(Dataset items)
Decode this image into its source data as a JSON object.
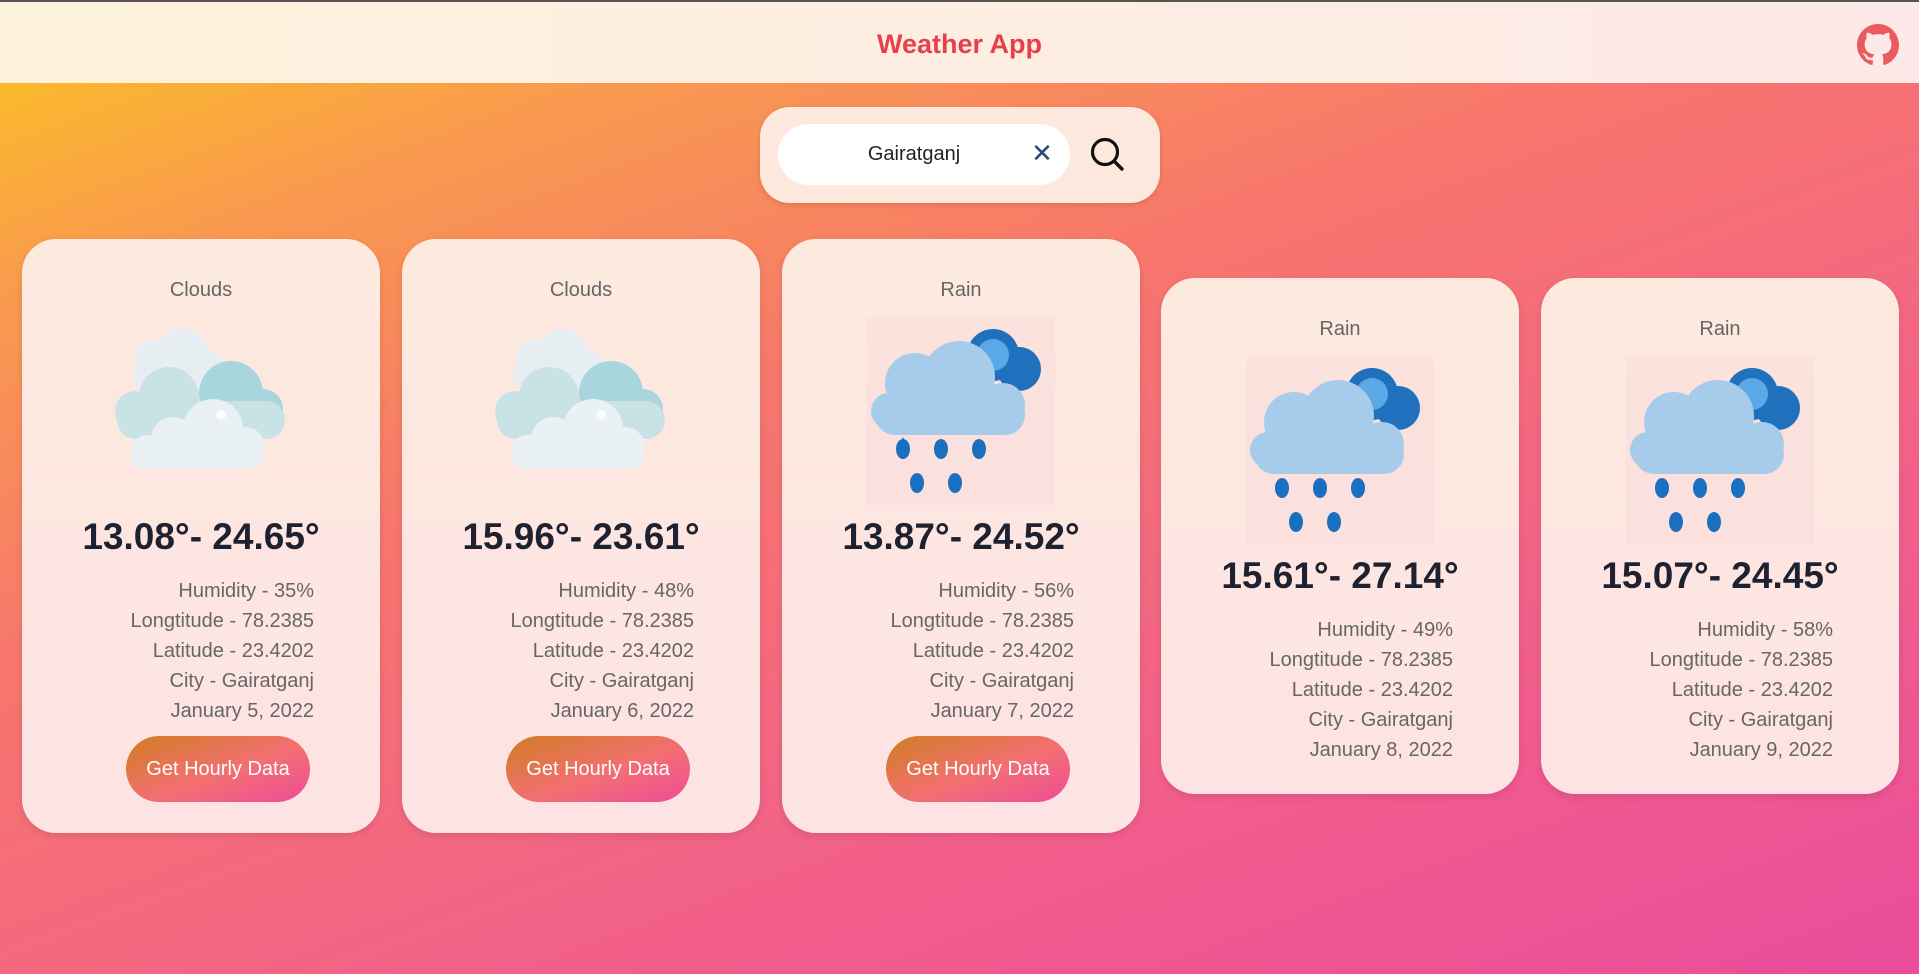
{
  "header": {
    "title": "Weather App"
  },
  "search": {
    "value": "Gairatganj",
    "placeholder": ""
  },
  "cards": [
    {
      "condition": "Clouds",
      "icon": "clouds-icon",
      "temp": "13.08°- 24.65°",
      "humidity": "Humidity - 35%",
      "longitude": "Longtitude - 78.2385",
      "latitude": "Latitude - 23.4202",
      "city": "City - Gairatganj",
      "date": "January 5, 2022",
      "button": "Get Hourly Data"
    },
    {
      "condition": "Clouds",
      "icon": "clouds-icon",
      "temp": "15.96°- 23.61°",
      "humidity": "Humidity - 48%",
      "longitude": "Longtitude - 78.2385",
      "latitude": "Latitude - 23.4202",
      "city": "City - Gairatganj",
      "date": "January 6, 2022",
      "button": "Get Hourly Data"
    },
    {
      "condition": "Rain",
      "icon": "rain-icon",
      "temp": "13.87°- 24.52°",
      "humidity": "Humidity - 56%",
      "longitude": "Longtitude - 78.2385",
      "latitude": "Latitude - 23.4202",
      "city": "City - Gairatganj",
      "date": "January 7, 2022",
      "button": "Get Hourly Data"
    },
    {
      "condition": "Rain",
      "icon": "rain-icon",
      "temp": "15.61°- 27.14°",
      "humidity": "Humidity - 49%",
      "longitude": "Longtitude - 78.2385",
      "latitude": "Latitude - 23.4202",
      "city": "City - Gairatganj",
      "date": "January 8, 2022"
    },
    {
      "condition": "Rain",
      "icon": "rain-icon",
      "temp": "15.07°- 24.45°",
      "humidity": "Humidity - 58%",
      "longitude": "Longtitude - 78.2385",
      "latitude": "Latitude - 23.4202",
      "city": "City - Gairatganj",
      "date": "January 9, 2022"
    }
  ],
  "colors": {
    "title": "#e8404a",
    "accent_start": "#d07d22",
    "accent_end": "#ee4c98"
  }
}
--
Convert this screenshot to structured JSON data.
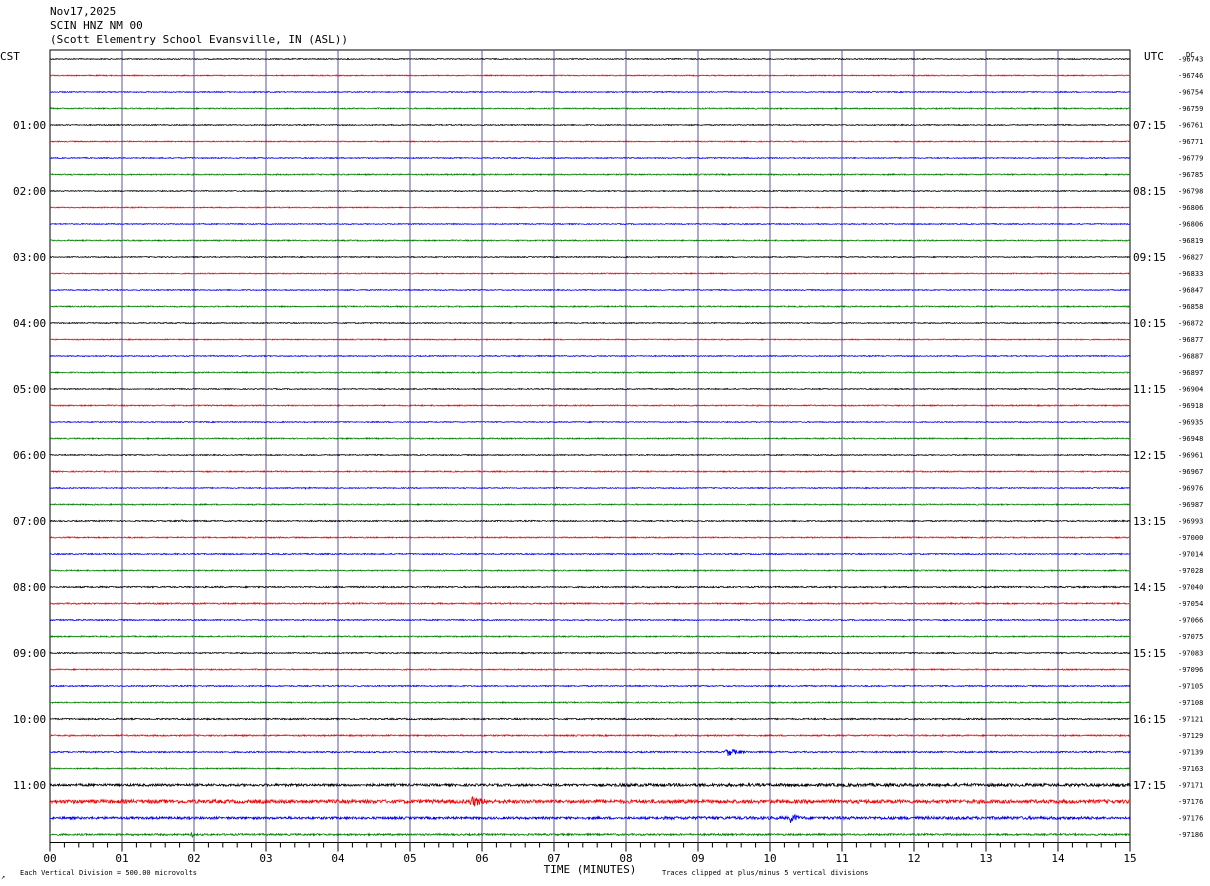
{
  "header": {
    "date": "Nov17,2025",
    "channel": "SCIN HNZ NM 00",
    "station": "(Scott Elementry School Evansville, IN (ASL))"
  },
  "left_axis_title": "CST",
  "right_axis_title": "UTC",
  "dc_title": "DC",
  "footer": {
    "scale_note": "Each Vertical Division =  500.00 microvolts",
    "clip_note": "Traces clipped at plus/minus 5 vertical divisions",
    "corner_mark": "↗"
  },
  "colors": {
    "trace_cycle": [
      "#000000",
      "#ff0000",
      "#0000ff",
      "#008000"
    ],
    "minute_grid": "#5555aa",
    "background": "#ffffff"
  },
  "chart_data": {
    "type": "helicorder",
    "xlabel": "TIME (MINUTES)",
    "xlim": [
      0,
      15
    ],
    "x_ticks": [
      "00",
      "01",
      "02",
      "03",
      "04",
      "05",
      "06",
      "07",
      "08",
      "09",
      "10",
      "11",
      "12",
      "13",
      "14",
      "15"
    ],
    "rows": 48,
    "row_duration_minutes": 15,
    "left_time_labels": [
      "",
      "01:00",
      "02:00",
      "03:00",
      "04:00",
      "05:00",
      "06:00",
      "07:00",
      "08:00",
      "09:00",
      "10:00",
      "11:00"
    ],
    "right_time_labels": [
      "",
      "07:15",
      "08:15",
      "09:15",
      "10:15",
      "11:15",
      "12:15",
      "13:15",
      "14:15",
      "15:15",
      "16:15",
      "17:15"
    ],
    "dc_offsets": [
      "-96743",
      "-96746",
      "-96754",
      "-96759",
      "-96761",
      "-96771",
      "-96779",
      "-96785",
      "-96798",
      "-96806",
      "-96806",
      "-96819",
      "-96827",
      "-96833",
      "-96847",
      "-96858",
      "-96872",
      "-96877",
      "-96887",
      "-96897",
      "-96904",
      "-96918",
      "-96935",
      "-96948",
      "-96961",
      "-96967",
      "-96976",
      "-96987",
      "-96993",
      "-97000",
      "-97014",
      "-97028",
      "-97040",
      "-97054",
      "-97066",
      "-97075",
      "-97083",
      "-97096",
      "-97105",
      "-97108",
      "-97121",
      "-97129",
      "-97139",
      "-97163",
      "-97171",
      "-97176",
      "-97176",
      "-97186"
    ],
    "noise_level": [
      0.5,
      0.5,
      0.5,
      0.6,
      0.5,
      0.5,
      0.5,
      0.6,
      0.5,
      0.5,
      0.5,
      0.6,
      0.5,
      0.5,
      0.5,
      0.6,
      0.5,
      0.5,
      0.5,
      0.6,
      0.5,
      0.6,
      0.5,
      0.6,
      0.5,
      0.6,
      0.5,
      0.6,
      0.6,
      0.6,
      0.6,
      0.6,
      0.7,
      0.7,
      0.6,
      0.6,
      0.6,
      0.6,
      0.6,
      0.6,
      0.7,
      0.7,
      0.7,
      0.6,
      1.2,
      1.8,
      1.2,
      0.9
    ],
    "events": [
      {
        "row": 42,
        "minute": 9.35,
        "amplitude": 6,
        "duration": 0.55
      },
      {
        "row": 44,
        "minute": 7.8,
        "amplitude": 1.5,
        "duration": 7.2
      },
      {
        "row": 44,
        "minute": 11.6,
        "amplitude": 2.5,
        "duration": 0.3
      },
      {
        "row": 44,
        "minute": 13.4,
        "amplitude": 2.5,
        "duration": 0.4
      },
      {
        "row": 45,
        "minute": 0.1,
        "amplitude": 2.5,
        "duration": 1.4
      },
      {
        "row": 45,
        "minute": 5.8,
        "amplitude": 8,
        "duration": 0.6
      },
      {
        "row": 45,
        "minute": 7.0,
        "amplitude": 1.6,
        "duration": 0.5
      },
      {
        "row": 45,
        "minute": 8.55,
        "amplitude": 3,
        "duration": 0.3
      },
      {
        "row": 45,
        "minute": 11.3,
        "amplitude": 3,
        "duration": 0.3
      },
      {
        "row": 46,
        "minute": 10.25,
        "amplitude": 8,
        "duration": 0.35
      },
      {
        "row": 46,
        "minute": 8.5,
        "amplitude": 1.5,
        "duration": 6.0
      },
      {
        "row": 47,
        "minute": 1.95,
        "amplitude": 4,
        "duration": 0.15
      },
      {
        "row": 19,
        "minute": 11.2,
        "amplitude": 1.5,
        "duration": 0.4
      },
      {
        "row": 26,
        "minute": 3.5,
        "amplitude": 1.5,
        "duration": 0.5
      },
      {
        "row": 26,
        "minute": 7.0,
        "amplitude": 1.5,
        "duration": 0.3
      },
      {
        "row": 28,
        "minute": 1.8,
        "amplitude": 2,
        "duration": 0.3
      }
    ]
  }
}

▶ **SET PROBLEM**
From the entries above, pull out each line that includes "this".

▶ **COMPLETE ANSWER**
Decode this image into its source data as a JSON object.
Convert this screenshot to structured JSON data.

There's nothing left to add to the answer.